▶ **AIM OF THE EXERCISE**
Collect each line of the records containing the string "labels".

[START]

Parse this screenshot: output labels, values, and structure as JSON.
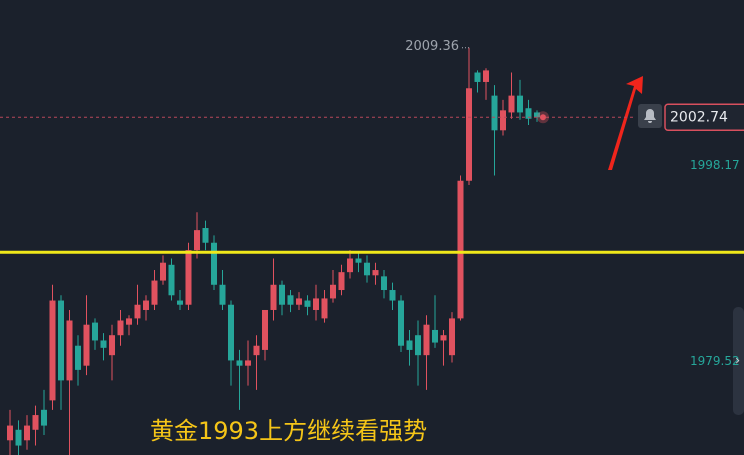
{
  "chart_data": {
    "type": "candlestick",
    "ylim": [
      1970.6,
      2013.9
    ],
    "yticks": [
      1979.52,
      1998.17
    ],
    "up_color": "#e0525f",
    "down_color": "#26a69a",
    "open": [
      1972.0,
      1973.0,
      1972.0,
      1973.0,
      1974.9,
      1975.8,
      1985.3,
      1977.7,
      1981.0,
      1979.1,
      1983.2,
      1981.5,
      1980.1,
      1982.0,
      1983.0,
      1983.6,
      1984.4,
      1984.9,
      1987.2,
      1988.7,
      1985.3,
      1984.9,
      1990.1,
      1992.2,
      1990.8,
      1986.8,
      1984.9,
      1979.6,
      1979.1,
      1980.1,
      1980.6,
      1984.4,
      1986.8,
      1985.8,
      1984.9,
      1985.3,
      1984.4,
      1983.6,
      1985.5,
      1986.3,
      1988.0,
      1989.3,
      1988.9,
      1987.7,
      1987.6,
      1986.3,
      1985.3,
      1981.5,
      1982.0,
      1980.1,
      1982.5,
      1981.5,
      1980.1,
      1983.6,
      1996.7,
      2007.0,
      2006.1,
      2004.8,
      2001.5,
      2003.2,
      2004.8,
      2003.6,
      2003.2
    ],
    "high": [
      1974.9,
      1973.9,
      1974.4,
      1975.3,
      1976.8,
      1986.8,
      1985.8,
      1984.4,
      1982.0,
      1985.8,
      1983.6,
      1982.2,
      1983.0,
      1984.4,
      1983.9,
      1986.8,
      1985.8,
      1988.2,
      1989.6,
      1989.3,
      1986.3,
      1990.8,
      1993.7,
      1992.9,
      1991.5,
      1988.2,
      1985.3,
      1980.6,
      1981.5,
      1982.0,
      1984.4,
      1989.3,
      1987.2,
      1986.3,
      1986.1,
      1985.8,
      1986.8,
      1986.3,
      1988.2,
      1988.7,
      1990.1,
      1989.9,
      1989.6,
      1988.9,
      1988.2,
      1987.0,
      1985.8,
      1982.5,
      1983.4,
      1983.9,
      1985.8,
      1982.5,
      1984.2,
      1997.2,
      2009.36,
      2007.2,
      2007.4,
      2005.8,
      2004.4,
      2007.0,
      2006.3,
      2004.4,
      2003.4
    ],
    "low": [
      1970.6,
      1970.6,
      1971.1,
      1971.5,
      1972.5,
      1974.9,
      1974.9,
      1970.6,
      1977.2,
      1978.2,
      1980.6,
      1979.6,
      1977.7,
      1981.0,
      1982.0,
      1983.0,
      1983.4,
      1984.4,
      1986.8,
      1985.3,
      1984.4,
      1984.4,
      1989.3,
      1990.1,
      1986.3,
      1984.4,
      1977.2,
      1974.9,
      1977.2,
      1976.8,
      1979.6,
      1983.4,
      1983.9,
      1984.2,
      1984.4,
      1983.9,
      1983.4,
      1983.2,
      1985.1,
      1985.8,
      1987.4,
      1988.0,
      1987.0,
      1986.8,
      1985.5,
      1984.4,
      1980.4,
      1979.1,
      1977.2,
      1976.8,
      1980.8,
      1979.1,
      1979.4,
      1983.4,
      1996.3,
      2005.1,
      2004.4,
      1997.2,
      2001.0,
      2002.6,
      2002.5,
      2002.0,
      2002.3
    ],
    "close": [
      1973.4,
      1971.5,
      1973.4,
      1974.4,
      1973.4,
      1985.3,
      1977.7,
      1983.4,
      1978.7,
      1983.0,
      1981.5,
      1980.8,
      1982.0,
      1983.4,
      1983.6,
      1984.9,
      1985.3,
      1987.2,
      1988.9,
      1985.8,
      1984.9,
      1990.1,
      1992.0,
      1990.8,
      1986.8,
      1984.9,
      1979.6,
      1979.1,
      1979.6,
      1981.0,
      1984.4,
      1986.8,
      1984.9,
      1984.9,
      1985.5,
      1984.7,
      1985.5,
      1985.5,
      1986.8,
      1988.0,
      1989.3,
      1988.9,
      1987.7,
      1988.2,
      1986.3,
      1985.3,
      1981.0,
      1980.6,
      1980.1,
      1983.0,
      1981.3,
      1982.0,
      1983.6,
      1996.7,
      2005.5,
      2006.1,
      2007.2,
      2001.5,
      2003.4,
      2004.8,
      2003.2,
      2002.6,
      2002.74
    ],
    "high_label": 2009.36,
    "current_price": 2002.74,
    "level_line": {
      "value": 1989.9,
      "color": "#f0e81a"
    },
    "annotation": "黄金1993上方继续看强势"
  }
}
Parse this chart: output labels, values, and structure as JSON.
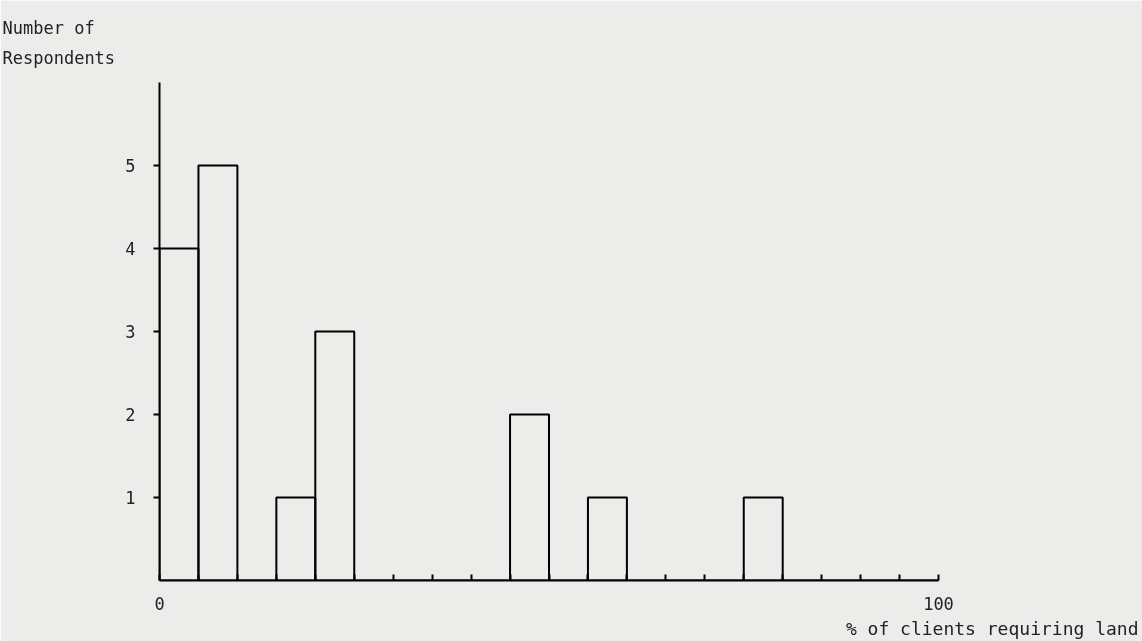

[END]

▶ **EXERCISE OUTPUT**
Parse this screenshot: output labels, values, and structure as JSON.
Parse this chart: output labels, values, and structure as JSON.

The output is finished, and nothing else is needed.